=== MATERIAL SHOWN ===

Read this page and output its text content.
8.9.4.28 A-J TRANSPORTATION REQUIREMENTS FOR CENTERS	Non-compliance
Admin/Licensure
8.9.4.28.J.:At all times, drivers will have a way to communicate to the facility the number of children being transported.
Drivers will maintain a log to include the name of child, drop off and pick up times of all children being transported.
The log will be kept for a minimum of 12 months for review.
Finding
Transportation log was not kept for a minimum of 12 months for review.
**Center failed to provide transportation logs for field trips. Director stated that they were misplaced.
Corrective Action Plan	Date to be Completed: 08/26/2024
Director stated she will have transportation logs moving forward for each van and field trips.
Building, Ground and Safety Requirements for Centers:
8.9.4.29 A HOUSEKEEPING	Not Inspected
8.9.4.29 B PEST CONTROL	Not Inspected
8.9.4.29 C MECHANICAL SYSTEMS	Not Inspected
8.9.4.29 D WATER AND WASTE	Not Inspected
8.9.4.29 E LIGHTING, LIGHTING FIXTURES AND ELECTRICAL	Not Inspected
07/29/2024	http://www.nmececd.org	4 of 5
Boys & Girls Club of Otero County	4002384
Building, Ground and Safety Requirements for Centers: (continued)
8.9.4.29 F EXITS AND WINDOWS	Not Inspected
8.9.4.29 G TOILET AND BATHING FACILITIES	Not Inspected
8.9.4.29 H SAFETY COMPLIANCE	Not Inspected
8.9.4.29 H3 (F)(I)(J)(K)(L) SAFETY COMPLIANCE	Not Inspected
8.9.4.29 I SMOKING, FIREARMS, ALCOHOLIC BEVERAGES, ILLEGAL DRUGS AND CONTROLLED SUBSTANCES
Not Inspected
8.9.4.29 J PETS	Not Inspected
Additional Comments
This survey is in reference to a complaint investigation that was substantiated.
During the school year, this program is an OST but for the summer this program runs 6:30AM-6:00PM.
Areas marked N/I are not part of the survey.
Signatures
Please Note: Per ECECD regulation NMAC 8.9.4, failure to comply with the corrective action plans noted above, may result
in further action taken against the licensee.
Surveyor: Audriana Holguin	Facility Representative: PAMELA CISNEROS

===

Repeat every record exactly as written, please.

## SOLUTION
Read this page and output its text content.
8.9.4.28 A-J TRANSPORTATION REQUIREMENTS FOR CENTERS	Non-compliance
Admin/Licensure
8.9.4.28.J.:At all times, drivers will have a way to communicate to the facility the number of children being transported.
Drivers will maintain a log to include the name of child, drop off and pick up times of all children being transported.
The log will be kept for a minimum of 12 months for review.
Finding
Transportation log was not kept for a minimum of 12 months for review.
**Center failed to provide transportation logs for field trips. Director stated that they were misplaced.
Corrective Action Plan	Date to be Completed: 08/26/2024
Director stated she will have transportation logs moving forward for each van and field trips.
Building, Ground and Safety Requirements for Centers:
8.9.4.29 A HOUSEKEEPING	Not Inspected
8.9.4.29 B PEST CONTROL	Not Inspected
8.9.4.29 C MECHANICAL SYSTEMS	Not Inspected
8.9.4.29 D WATER AND WASTE	Not Inspected
8.9.4.29 E LIGHTING, LIGHTING FIXTURES AND ELECTRICAL	Not Inspected
07/29/2024	http://www.nmececd.org	4 of 5
Boys & Girls Club of Otero County	4002384
Building, Ground and Safety Requirements for Centers: (continued)
8.9.4.29 F EXITS AND WINDOWS	Not Inspected
8.9.4.29 G TOILET AND BATHING FACILITIES	Not Inspected
8.9.4.29 H SAFETY COMPLIANCE	Not Inspected
8.9.4.29 H3 (F)(I)(J)(K)(L) SAFETY COMPLIANCE	Not Inspected
8.9.4.29 I SMOKING, FIREARMS, ALCOHOLIC BEVERAGES, ILLEGAL DRUGS AND CONTROLLED SUBSTANCES
Not Inspected
8.9.4.29 J PETS	Not Inspected
Additional Comments
This survey is in reference to a complaint investigation that was substantiated.
During the school year, this program is an OST but for the summer this program runs 6:30AM-6:00PM.
Areas marked N/I are not part of the survey.
Signatures
Please Note: Per ECECD regulation NMAC 8.9.4, failure to comply with the corrective action plans noted above, may result
in further action taken against the licensee.
Surveyor: Audriana Holguin	Facility Representative: PAMELA CISNEROS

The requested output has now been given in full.